Exercise task: Filter this material down to the lines that hold "SCGH", copying each one.

Dataset rows:

╔══

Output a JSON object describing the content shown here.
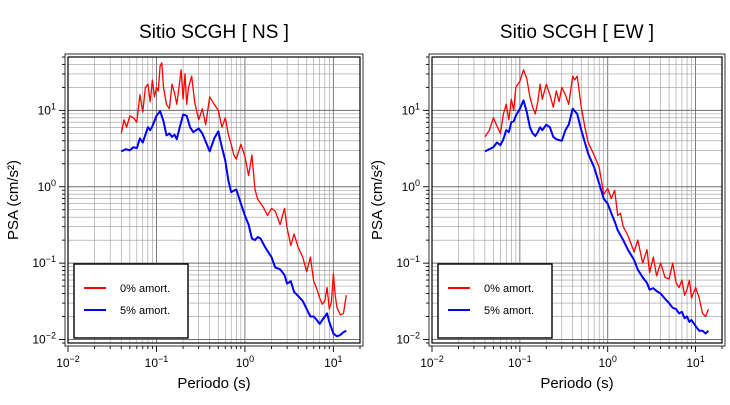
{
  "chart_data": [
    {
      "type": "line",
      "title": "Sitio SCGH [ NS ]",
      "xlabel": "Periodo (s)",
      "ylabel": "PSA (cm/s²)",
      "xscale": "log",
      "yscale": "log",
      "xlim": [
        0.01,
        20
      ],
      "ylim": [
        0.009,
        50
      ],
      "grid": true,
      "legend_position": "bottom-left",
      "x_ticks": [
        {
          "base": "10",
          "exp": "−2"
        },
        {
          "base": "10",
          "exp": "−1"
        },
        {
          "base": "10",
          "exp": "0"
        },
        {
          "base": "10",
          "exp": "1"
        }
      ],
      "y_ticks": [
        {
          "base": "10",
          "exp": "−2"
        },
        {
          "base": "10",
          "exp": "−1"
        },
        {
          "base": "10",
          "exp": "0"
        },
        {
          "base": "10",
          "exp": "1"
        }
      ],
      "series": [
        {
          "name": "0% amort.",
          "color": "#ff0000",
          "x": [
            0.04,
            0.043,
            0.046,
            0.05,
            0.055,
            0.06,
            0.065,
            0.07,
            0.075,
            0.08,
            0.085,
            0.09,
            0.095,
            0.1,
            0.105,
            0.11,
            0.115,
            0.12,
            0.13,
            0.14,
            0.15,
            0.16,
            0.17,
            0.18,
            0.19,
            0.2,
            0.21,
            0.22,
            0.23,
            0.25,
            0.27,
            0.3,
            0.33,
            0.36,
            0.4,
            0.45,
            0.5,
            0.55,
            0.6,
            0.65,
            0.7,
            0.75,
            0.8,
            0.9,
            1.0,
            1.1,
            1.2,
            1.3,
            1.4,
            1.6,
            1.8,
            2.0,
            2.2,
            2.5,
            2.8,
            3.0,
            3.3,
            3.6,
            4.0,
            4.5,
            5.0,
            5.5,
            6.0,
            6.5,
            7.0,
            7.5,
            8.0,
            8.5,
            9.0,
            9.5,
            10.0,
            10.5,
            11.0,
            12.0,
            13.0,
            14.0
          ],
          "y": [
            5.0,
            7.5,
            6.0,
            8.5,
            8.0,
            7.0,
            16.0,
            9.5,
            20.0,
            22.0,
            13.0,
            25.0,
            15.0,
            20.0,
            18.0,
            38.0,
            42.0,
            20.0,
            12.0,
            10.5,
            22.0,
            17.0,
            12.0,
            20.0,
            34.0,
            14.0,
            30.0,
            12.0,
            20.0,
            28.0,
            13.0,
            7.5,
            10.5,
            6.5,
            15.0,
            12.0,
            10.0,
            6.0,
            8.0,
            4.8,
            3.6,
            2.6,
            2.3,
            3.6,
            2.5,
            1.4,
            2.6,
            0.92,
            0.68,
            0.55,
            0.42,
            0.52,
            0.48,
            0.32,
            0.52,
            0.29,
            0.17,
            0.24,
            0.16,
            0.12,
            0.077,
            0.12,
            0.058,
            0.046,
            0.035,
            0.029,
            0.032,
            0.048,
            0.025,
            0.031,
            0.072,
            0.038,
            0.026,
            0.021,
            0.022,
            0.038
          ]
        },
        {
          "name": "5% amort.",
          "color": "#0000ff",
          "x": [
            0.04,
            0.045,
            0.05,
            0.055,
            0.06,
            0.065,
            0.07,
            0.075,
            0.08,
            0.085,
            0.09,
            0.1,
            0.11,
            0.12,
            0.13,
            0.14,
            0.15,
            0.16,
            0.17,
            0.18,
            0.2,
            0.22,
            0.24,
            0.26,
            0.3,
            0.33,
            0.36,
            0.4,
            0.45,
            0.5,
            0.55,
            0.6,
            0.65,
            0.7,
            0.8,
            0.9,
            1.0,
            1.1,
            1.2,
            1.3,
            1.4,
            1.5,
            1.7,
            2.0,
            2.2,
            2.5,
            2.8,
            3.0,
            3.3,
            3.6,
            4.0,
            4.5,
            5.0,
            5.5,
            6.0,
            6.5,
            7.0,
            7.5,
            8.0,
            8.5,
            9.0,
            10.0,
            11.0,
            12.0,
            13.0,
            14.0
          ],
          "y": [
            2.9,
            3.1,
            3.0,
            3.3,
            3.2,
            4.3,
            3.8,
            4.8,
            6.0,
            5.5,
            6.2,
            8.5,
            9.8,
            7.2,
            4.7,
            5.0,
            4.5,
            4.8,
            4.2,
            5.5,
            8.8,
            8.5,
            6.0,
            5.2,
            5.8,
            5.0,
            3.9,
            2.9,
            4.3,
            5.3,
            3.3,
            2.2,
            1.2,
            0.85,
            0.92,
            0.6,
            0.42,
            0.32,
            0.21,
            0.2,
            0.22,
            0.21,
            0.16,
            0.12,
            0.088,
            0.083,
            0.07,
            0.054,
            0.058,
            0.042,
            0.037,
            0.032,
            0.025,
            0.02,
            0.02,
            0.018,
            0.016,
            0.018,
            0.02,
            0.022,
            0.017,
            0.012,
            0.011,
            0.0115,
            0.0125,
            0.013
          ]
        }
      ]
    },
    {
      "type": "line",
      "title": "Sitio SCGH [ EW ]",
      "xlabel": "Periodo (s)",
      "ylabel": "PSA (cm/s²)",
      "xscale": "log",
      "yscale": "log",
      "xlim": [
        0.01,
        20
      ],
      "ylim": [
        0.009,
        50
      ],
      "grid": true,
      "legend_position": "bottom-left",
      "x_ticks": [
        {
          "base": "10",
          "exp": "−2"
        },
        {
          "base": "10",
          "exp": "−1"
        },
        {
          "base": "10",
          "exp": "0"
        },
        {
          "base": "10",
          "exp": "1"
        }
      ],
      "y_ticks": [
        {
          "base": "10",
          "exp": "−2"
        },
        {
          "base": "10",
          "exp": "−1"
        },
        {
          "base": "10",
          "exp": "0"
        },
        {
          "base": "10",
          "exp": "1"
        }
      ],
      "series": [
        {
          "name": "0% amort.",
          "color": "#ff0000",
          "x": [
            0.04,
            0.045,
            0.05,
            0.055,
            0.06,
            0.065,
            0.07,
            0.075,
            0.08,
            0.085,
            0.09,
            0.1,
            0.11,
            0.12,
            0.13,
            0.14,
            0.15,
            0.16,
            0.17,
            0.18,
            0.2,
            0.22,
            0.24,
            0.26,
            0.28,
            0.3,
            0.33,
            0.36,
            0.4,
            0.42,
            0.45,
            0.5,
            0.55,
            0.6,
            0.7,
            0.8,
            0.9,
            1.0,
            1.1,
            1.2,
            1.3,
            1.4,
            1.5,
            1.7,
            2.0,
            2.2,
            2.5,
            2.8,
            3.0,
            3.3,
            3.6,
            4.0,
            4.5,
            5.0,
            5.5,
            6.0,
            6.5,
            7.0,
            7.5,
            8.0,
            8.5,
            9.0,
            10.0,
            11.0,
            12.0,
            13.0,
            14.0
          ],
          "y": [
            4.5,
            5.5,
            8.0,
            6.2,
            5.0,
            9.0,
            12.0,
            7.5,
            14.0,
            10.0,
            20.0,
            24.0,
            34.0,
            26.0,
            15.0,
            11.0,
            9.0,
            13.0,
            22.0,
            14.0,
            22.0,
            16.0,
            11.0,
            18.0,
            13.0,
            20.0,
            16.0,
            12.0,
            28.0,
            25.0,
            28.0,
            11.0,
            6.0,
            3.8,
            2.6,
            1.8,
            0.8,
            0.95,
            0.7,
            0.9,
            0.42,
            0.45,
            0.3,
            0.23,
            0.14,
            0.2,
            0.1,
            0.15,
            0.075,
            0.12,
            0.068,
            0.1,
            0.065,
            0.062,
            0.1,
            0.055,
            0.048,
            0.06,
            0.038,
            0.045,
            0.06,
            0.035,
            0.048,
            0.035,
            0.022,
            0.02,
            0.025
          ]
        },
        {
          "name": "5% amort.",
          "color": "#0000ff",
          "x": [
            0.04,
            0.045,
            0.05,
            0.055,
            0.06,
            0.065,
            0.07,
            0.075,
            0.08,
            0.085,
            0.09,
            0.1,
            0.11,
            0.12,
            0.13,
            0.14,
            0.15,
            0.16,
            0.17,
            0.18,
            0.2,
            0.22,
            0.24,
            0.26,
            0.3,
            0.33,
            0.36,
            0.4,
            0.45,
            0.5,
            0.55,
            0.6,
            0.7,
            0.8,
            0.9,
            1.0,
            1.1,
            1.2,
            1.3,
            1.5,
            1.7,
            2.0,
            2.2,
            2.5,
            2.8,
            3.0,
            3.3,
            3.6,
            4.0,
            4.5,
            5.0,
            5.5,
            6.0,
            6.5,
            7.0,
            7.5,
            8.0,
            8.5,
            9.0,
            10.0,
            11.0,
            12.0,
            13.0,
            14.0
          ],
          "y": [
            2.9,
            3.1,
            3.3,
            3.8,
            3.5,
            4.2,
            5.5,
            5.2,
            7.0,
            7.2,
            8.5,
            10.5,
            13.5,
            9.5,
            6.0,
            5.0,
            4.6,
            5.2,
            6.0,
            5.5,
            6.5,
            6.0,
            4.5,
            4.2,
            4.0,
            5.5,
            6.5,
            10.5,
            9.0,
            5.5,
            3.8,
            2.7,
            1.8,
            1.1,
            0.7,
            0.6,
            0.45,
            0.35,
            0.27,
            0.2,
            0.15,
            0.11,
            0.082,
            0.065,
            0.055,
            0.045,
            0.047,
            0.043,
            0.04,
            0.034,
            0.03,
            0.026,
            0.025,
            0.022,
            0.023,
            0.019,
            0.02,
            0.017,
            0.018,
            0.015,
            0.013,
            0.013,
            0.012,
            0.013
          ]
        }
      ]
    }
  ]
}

╚══

Exercise result:
      "title": "Sitio SCGH [ NS ]",
      "title": "Sitio SCGH [ EW ]",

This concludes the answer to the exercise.